Task input:

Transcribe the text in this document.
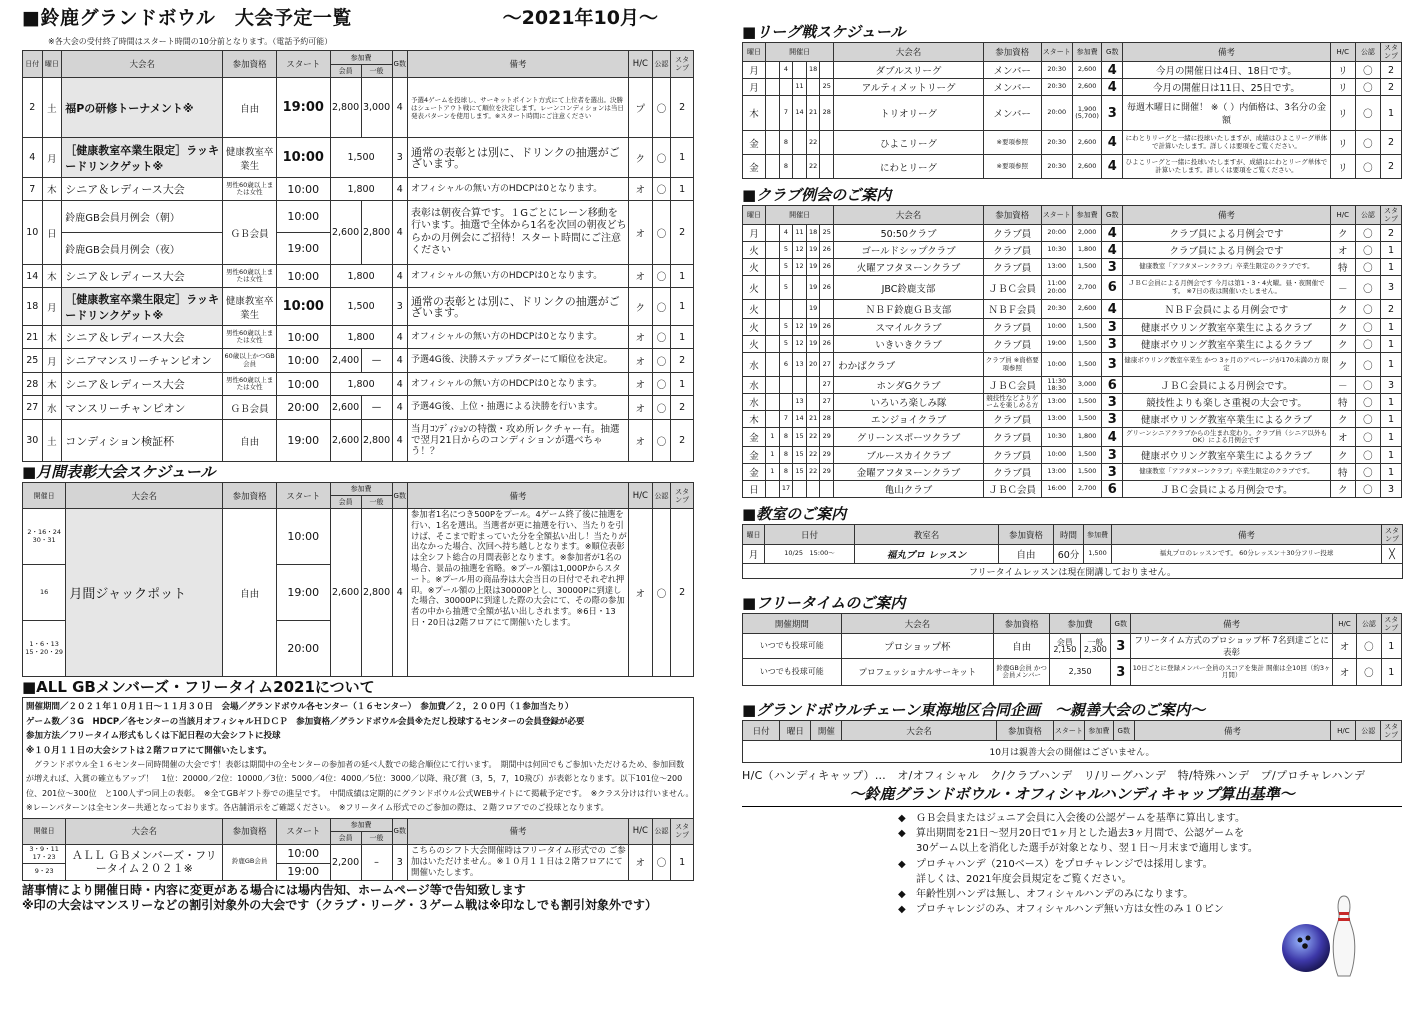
■鈴鹿グランドボウル　大会予定一覧	～2021年10月～
※各大会の受付終了時間はスタート時間の10分前となります。（電話予約可能）
日付	曜日	大会名	参加資格	スタート	参加費		G数	備考	H/C	公認	スタンプ
					会員	一般					
2	土	福Pの研修トーナメント※	自由	19:00	2,800	3,000	4	予選4ゲームを投球し、サーキットポイント方式にて上位者を選出。決勝はシュートアウト戦にて順位を決定します。レーンコンディションは当日発表パターンを使用します。※スタート時間にご注意ください	プ	〇	2
4	月	［健康教室卒業生限定］ラッキードリンクゲット※	健康教室卒業生	10:00	1,500		3	通常の表彰とは別に、ドリンクの抽選がございます。	ク	〇	1
7	木	シニア＆レディース大会	男性60歳以上または女性	10:00	1,800		4	オフィシャルの無い方のHDCPは0となります。	オ	〇	1
10	日	鈴鹿GB会員月例会（朝）	ＧＢ会員	10:00	2,600	2,800	4	表彰は朝夜合算です。１Gごとにレーン移動を行います。抽選で全体から1名を次回の朝夜どちらかの月例会にご招待！スタート時間にご注意ください	オ	〇	2
		鈴鹿GB会員月例会（夜）		19:00							
14	木	シニア＆レディース大会	男性60歳以上または女性	10:00	1,800		4	オフィシャルの無い方のHDCPは0となります。	オ	〇	1
18	月	［健康教室卒業生限定］ラッキードリンクゲット※	健康教室卒業生	10:00	1,500		3	通常の表彰とは別に、ドリンクの抽選がございます。	ク	〇	1
21	木	シニア＆レディース大会	男性60歳以上または女性	10:00	1,800		4	オフィシャルの無い方のHDCPは0となります。	オ	〇	1
25	月	シニアマンスリーチャンピオン	60歳以上かつGB会員	10:00	2,400	—	4	予選4G後、決勝ステップラダーにて順位を決定。	オ	〇	2
28	木	シニア＆レディース大会	男性60歳以上または女性	10:00	1,800		4	オフィシャルの無い方のHDCPは0となります。	オ	〇	1
27	水	マンスリーチャンピオン	ＧＢ会員	20:00	2,600	—	4	予選4G後、上位・抽選による決勝を行います。	オ	〇	2
30	土	コンディション検証杯	自由	19:00	2,600	2,800	4	当月ｺﾝﾃﾞｨｼｮﾝの特徴・攻め所レクチャー有。抽選で翌月21日からのコンディションが選べちゃう！？	オ	〇	2
■月間表彰大会スケジュール
開催日	大会名	参加資格	スタート	参加費		G数	備考	H/C	公認	スタンプ
				会員	一般					
2・16・24 30・31	月間ジャックポット	自由	10:00	2,600	2,800	4	参加者1名につき500Pをプール。4ゲーム終了後に抽選を行い、1名を選出。当選者が更に抽選を行い、当たりを引けば、そこまで貯まっていた分を全額払い出し！当たりが出なかった場合、次回へ持ち越しとなります。※順位表彰は全シフト総合の月間表彰となります。※参加者が1名の場合、景品の抽選を省略。※プール額は1,000Pからスタート。※プール用の商品券は大会当日の日付でそれぞれ押印。※プール額の上限は30000Pとし、30000Pに到達した場合、30000Pに到達した際の大会にて、その際の参加者の中から抽選で全額が払い出しされます。※6日・13日・20日は2階フロアにて開催いたします。	オ	〇	2
16			19:00							
1・6・13 15・20・29			20:00							
■ALL GBメンバーズ・フリータイム2021について
開催期間／２０２１年１０月１日～１１月３０日　会場／グランドボウル各センター（１６センター）　参加費／２，２００円（１参加当たり）
ゲーム数／３G　HDCP／各センターの当該月オフィシャルＨＤＣＰ　参加資格／グランドボウル会員※ただし投球するセンターの会員登録が必要
参加方法／フリータイム形式もしくは下記日程の大会シフトに投球
※１０月１１日の大会シフトは２階フロアにて開催いたします。
グランドボウル全１６センター同時開催の大会です！表彰は期間中の全センターの参加者の延べ人数での総合順位にて行います。　期間中は何回でもご参加いただけるため、参加回数が増えれば、入賞の確立もアップ！　1位：20000／2位：10000／3位：5000／4位：4000／5位：3000／以降、飛び賞（3，5，7，10飛び）が表彰となります。以下101位～200位、201位～300位　と100人ずつ同上の表彰。　※全てGBギフト券での進呈です。　中間成績は定期的にグランドボウル公式WEBサイトにて掲載予定です。　※クラス分けは行いません。　※レーンパターンは全センター共通となっております。各店舗消示をご確認ください。　※フリータイム形式でのご参加の際は、２階フロアでのご投球となります。
開催日	大会名	参加資格	スタート	参加費		G数	備考	H/C	公認	スタンプ
				会員	一般					
3・9・11 17・23	ＡＬＬ ＧＢメンバーズ・フリータイム２０２１※	鈴鹿GB会員	10:00	2,200	–	3	こちらのシフト大会開催時はフリータイム形式での ご参加はいただけません。※１０月１１日は２階フロアにて開催いたします。	オ	〇	1
9・23			19:00							
諸事情により開催日時・内容に変更がある場合には場内告知、ホームページ等で告知致します
※印の大会はマンスリーなどの割引対象外の大会です（クラブ・リーグ・３ゲーム戦は※印なしでも割引対象外です）
■リーグ戦スケジュール
曜日	開催日					大会名	参加資格	スタート	参加費	G数	備考	H/C	公認	スタンプ
月		4		18		ダブルスリーグ	メンバー	20:30	2,600	4	今月の開催日は4日、18日です。	リ	〇	2
月			11		25	アルティメットリーグ	メンバー	20:30	2,600	4	今月の開催日は11日、25日です。	リ	〇	2
木		7	14	21	28	トリオリーグ	メンバー	20:00	1,900 (5,700)	3	毎週木曜日に開催！ ※（ ）内価格は、3名分の金額	リ	〇	1
金		8		22		ひよこリーグ	※要項参照	20:30	2,600	4	にわとりリーグと一緒に投球いたしますが、成績はひよこリーグ単体で計算いたします。詳しくは要項をご覧ください。	リ	〇	2
金		8		22		にわとリーグ	※要項参照	20:30	2,600	4	ひよこリーグと一緒に投球いたしますが、成績はにわとリーグ単体で計算いたします。詳しくは要項をご覧ください。	リ	〇	2
■クラブ例会のご案内
曜日	開催日					大会名	参加資格	スタート	参加費	G数	備考	H/C	公認	スタンプ
月		4	11	18	25	50:50クラブ	クラブ員	20:00	2,000	4	クラブ員による月例会です	ク	〇	2
火		5	12	19	26	ゴールドシップクラブ	クラブ員	10:30	1,800	4	クラブ員による月例会です	オ	〇	1
火		5	12	19	26	火曜アフタヌーンクラブ	クラブ員	13:00	1,500	3	健康教室「アフタヌーンクラブ」卒業生限定のクラブです。	特	〇	1
火		5		19	26	JBC鈴鹿支部	ＪＢＣ会員	11:00 20:00	2,700	6	ＪＢＣ会員による月例会です 今月は第1・3・4火曜。昼・夜開催です。 ※7日の夜は開催いたしません。	－	〇	3
火				19		ＮＢＦ鈴鹿ＧＢ支部	ＮＢＦ会員	20:30	2,600	4	ＮＢＦ会員による月例会です	ク	〇	2
火		5	12	19	26	スマイルクラブ	クラブ員	10:00	1,500	3	健康ボウリング教室卒業生によるクラブ	ク	〇	1
火		5	12	19	26	いきいきクラブ	クラブ員	19:00	1,500	3	健康ボウリング教室卒業生によるクラブ	ク	〇	1
水		6	13	20	27	わかばクラブ	クラブ員 ※資格要項参照	10:00	1,500	3	健康ボウリング教室卒業生 かつ 3ヶ月のアベレージが170未満の方 限定	ク	〇	1
水					27	ホンダGクラブ	ＪＢＣ会員	11:30 18:30	3,000	6	ＪＢＣ会員による月例会です。	－	〇	3
水			13		27	いろいろ楽しみ隊	競技性などよりゲームを楽しめる方	13:00	1,500	3	競技性よりも楽しさ重視の大会です。	特	〇	1
木		7	14	21	28	エンジョイクラブ	クラブ員	13:00	1,500	3	健康ボウリング教室卒業生によるクラブ	ク	〇	1
金	1	8	15	22	29	グリーンスポーツクラブ	クラブ員	10:30	1,800	4	グリーンシニアクラブからの生まれ変わり。クラブ員（シニア以外もOK）による月例会です	オ	〇	1
金	1	8	15	22	29	ブルースカイクラブ	クラブ員	10:00	1,500	3	健康ボウリング教室卒業生によるクラブ	ク	〇	1
金	1	8	15	22	29	金曜アフタヌーンクラブ	クラブ員	13:00	1,500	3	健康教室「アフタヌーンクラブ」卒業生限定のクラブです。	特	〇	1
日		17				亀山クラブ	ＪＢＣ会員	16:00	2,700	6	ＪＢＣ会員による月例会です。	ク	〇	3
■教室のご案内
曜日	日付	教室名	参加資格	時間	参加費	備考	スタンプ
月	10/25　15:00～	福丸プロ レッスン	自由	60分	1,500	福丸プロのレッスンです。 60分レッスン＋30分フリー投球	╳
フリータイムレッスンは現在開講しておりません。							
■フリータイムのご案内
開催期間	大会名	参加資格	参加費		G数	備考	H/C	公認	スタンプ
いつでも投球可能	プロショップ杯	自由	会員 2,150	一般 2,300	3	フリータイム方式のプロショップ杯 7名到達ごとに表彰	オ	〇	1
いつでも投球可能	プロフェッショナルサーキット	鈴鹿GB会員 かつ 会員メンバー	2,350		3	10日ごとに登録メンバー全員のスコアを集計 開催は全10回（約3ヶ月間）	オ	〇	1
■グランドボウルチェーン東海地区合同企画　～親善大会のご案内～
日付	曜日	開催	大会名	参加資格	スタート	参加費	G数	備考	H/C	公認	スタンプ
10月は親善大会の開催はございません。
H/C（ハンディキャップ）…　オ/オフィシャル　ク/クラブハンデ　リ/リーグハンデ　特/特殊ハンデ　プ/プロチャレハンデ
～鈴鹿グランドボウル・オフィシャルハンディキャップ算出基準～
◆ ＧＢ会員またはジュニア会員に入会後の公認ゲームを基準に算出します。
◆ 算出期間を21日～翌月20日で1ヶ月とした過去3ヶ月間で、公認ゲームを
30ゲーム以上を消化した選手が対象となり、翌１日～月末まで適用します。
◆ プロチャハンデ（210ベース）をプロチャレンジでは採用します。
詳しくは、2021年度会員規定をご覧ください。
◆ 年齢性別ハンデは無し、オフィシャルハンデのみになります。
◆ プロチャレンジのみ、オフィシャルハンデ無い方は女性のみ１０ピン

Set problem:
Take each line containing the string "卒業生限定のクラブです" and copy it out.

Answer to this task:
火		5	12	19	26	火曜アフタヌーンクラブ	クラブ員	13:00	1,500	3	健康教室「アフタヌーンクラブ」卒業生限定のクラブです。	特	〇	1
金	1	8	15	22	29	金曜アフタヌーンクラブ	クラブ員	13:00	1,500	3	健康教室「アフタヌーンクラブ」卒業生限定のクラブです。	特	〇	1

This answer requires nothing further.